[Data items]
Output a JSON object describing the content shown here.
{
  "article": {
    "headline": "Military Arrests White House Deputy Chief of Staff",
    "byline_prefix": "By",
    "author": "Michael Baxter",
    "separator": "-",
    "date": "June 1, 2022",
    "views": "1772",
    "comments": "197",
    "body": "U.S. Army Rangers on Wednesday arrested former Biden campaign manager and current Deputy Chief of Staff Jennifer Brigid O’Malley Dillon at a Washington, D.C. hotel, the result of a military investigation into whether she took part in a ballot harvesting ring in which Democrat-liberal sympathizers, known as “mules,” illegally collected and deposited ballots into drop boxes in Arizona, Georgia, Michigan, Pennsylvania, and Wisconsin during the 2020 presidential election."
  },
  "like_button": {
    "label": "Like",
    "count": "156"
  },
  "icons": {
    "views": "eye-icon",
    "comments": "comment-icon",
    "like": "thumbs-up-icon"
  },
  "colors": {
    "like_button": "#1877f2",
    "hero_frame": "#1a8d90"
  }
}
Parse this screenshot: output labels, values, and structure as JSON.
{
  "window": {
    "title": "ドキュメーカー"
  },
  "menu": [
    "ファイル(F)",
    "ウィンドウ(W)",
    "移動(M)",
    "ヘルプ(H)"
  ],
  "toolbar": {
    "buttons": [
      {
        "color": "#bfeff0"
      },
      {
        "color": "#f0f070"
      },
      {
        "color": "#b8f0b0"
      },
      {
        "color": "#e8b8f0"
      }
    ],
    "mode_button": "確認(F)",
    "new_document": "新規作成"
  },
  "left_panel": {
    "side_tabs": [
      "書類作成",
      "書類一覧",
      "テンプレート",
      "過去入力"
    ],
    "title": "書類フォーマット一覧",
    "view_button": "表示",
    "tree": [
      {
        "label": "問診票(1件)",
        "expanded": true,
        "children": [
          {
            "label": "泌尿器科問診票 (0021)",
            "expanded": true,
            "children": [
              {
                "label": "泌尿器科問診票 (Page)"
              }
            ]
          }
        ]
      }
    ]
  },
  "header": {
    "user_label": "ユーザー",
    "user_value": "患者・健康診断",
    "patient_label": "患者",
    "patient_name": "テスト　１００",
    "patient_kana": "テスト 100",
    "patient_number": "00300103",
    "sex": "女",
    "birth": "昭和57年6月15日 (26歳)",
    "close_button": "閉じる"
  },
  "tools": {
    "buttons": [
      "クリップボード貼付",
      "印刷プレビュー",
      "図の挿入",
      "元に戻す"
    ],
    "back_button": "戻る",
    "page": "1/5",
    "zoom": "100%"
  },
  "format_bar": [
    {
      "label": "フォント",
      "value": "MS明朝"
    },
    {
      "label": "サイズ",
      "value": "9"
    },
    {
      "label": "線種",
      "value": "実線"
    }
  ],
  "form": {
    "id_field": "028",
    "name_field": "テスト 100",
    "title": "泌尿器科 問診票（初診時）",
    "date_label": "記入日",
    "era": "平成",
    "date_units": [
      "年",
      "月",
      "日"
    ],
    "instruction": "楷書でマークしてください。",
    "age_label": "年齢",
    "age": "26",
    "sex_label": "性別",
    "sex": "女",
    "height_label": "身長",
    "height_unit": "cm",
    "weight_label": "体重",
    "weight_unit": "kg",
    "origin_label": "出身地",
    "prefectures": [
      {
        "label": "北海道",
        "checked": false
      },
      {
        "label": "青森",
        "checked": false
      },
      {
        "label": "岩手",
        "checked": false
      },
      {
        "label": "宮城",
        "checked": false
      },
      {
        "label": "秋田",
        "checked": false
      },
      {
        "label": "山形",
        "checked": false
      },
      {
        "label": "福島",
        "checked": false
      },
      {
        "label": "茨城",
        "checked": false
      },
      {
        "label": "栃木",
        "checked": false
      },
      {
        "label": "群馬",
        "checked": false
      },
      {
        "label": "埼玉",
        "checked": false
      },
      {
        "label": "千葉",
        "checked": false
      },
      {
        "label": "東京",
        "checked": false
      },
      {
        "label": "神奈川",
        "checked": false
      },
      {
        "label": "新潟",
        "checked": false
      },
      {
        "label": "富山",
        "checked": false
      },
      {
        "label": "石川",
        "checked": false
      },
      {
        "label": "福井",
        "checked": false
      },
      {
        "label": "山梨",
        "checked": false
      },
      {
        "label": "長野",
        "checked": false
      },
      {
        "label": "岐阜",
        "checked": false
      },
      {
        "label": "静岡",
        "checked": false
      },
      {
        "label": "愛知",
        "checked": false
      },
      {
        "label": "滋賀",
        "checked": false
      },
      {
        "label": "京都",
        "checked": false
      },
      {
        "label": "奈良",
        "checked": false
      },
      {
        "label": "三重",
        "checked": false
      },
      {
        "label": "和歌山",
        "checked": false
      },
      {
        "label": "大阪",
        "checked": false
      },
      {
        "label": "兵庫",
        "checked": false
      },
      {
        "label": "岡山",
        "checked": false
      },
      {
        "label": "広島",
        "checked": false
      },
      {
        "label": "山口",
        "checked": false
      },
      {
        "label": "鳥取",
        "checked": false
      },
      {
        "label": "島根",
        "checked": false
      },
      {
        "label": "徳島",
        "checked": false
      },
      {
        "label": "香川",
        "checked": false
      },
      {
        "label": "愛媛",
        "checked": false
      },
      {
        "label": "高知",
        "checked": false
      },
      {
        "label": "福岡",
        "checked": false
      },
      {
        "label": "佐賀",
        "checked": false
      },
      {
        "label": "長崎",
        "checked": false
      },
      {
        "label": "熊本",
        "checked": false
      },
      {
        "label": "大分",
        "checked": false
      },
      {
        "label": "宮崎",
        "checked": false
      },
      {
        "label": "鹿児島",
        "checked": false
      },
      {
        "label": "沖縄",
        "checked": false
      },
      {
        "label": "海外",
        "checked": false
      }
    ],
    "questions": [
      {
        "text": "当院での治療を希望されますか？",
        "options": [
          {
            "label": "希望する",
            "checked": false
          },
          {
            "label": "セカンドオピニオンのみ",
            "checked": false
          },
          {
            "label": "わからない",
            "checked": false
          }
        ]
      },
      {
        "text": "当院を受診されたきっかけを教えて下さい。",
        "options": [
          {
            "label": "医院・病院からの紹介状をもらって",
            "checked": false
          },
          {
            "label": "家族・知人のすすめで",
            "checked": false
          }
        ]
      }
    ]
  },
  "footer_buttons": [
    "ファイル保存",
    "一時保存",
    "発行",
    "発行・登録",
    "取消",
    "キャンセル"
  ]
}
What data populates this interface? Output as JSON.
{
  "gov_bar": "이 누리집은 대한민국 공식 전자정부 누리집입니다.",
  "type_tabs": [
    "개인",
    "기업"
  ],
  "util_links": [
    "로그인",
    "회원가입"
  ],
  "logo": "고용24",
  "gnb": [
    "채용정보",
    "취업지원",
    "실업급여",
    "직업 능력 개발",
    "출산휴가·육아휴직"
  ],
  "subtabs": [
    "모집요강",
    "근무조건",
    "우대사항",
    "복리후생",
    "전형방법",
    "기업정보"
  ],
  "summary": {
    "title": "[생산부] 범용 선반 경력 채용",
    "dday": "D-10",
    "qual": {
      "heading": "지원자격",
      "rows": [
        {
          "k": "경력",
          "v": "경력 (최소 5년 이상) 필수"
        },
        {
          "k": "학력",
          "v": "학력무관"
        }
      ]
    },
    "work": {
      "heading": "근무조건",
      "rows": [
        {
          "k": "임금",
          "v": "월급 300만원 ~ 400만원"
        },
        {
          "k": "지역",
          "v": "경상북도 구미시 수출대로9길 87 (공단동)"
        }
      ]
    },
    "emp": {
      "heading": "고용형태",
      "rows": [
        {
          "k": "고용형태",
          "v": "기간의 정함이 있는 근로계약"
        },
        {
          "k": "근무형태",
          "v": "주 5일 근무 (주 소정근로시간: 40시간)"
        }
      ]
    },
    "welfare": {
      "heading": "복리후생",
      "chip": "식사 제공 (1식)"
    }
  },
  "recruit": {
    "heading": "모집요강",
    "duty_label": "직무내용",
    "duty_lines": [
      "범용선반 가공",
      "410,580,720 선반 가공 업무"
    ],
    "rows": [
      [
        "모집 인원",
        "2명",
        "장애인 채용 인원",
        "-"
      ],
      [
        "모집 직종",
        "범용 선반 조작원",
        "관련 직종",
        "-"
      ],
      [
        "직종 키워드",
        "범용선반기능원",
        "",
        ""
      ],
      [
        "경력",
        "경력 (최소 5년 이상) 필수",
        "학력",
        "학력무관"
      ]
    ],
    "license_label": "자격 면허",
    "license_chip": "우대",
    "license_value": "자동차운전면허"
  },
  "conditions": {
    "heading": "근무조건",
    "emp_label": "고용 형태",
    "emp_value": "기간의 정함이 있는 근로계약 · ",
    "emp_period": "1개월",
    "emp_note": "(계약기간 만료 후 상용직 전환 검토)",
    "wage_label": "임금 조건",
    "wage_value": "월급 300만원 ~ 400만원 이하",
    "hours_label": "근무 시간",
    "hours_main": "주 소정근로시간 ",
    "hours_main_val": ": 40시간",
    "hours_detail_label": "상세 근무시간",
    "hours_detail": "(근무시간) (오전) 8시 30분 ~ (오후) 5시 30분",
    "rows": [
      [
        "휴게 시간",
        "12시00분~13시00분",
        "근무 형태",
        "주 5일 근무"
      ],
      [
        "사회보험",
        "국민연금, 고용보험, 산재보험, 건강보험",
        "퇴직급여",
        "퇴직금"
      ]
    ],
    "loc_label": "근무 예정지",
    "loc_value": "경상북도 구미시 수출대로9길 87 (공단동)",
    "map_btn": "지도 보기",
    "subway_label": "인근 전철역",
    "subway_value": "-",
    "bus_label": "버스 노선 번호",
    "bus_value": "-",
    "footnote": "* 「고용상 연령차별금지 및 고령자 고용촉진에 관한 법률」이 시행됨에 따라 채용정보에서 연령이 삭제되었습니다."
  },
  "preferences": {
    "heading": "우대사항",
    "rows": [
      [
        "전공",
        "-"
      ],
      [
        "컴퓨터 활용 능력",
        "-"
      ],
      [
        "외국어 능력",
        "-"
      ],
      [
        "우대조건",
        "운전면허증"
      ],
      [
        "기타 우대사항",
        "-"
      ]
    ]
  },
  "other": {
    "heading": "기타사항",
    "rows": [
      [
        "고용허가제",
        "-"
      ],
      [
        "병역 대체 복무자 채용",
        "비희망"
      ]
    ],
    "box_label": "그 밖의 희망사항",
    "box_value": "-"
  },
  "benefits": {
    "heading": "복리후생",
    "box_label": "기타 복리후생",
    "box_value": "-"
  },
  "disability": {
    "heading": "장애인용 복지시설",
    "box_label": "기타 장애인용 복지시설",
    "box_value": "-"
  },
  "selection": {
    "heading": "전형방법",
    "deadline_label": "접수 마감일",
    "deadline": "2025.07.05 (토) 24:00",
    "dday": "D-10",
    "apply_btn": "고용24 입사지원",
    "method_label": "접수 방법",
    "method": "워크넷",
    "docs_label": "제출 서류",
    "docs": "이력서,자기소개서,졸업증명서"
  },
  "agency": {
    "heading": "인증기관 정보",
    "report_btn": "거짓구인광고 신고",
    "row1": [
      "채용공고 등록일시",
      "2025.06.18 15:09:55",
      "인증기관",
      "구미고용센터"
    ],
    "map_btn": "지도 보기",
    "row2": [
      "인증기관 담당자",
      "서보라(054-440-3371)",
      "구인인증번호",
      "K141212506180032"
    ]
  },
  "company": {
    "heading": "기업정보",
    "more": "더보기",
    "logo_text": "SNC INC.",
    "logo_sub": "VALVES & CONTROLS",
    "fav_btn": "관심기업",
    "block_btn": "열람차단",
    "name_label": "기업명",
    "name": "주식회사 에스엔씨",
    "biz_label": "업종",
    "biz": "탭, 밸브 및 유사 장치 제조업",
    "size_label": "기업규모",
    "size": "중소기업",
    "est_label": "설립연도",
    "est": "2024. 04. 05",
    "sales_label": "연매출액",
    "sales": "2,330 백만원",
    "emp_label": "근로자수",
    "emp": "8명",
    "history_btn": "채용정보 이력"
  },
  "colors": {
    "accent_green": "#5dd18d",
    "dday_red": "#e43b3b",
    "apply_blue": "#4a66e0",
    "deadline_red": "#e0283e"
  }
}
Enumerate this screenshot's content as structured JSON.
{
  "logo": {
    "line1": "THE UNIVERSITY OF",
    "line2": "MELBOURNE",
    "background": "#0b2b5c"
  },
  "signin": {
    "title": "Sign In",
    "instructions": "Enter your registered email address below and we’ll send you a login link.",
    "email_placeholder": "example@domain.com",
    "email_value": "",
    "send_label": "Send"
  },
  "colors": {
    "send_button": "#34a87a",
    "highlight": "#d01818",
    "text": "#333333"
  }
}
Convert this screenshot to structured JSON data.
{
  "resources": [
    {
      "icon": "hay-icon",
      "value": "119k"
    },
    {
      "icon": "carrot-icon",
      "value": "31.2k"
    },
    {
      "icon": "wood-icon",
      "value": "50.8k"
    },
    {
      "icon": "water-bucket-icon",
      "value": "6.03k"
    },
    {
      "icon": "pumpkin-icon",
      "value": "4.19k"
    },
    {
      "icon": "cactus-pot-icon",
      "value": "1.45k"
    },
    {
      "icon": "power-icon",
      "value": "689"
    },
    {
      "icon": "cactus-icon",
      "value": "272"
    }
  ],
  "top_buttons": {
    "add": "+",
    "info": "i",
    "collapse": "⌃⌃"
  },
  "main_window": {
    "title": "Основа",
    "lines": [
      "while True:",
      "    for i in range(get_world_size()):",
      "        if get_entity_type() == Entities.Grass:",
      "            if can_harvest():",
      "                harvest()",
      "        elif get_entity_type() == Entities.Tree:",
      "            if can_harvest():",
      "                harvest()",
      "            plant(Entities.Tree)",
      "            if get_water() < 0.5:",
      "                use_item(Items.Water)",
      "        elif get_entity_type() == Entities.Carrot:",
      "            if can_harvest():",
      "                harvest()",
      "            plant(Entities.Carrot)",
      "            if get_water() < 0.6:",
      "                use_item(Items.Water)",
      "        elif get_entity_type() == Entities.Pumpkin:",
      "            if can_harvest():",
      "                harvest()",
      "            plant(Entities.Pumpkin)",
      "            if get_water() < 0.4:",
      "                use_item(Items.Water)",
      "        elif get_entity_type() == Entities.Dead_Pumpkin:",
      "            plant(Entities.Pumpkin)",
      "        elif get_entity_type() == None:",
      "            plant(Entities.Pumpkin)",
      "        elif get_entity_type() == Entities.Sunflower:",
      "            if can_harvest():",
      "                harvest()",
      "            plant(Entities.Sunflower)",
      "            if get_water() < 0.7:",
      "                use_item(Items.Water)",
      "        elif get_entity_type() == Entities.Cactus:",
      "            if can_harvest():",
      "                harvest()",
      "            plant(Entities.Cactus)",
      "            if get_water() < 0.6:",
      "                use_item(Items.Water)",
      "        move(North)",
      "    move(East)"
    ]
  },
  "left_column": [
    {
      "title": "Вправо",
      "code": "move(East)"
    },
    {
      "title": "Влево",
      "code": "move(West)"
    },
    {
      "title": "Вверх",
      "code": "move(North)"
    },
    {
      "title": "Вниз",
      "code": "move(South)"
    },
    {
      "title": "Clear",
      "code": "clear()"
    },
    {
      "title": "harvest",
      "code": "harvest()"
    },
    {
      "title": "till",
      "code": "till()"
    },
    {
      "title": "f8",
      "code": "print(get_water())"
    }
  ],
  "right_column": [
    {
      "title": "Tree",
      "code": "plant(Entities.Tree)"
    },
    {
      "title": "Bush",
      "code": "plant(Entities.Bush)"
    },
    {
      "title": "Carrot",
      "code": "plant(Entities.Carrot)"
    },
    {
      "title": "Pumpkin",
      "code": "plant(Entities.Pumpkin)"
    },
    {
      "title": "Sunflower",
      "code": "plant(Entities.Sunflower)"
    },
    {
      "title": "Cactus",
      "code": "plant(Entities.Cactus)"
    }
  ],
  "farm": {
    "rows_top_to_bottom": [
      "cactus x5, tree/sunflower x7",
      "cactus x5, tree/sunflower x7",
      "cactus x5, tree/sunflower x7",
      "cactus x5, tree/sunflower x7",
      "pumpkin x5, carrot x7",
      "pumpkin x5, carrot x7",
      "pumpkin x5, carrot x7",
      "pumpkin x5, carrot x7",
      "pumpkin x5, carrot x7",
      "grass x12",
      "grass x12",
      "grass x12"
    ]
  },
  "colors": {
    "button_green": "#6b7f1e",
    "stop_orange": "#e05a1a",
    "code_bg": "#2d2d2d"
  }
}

:: Objective ::
Pick out every line holding the string "복지시설" and return it.

:: Exercise answer ::
    "heading": "장애인용 복지시설",
    "box_label": "기타 장애인용 복지시설",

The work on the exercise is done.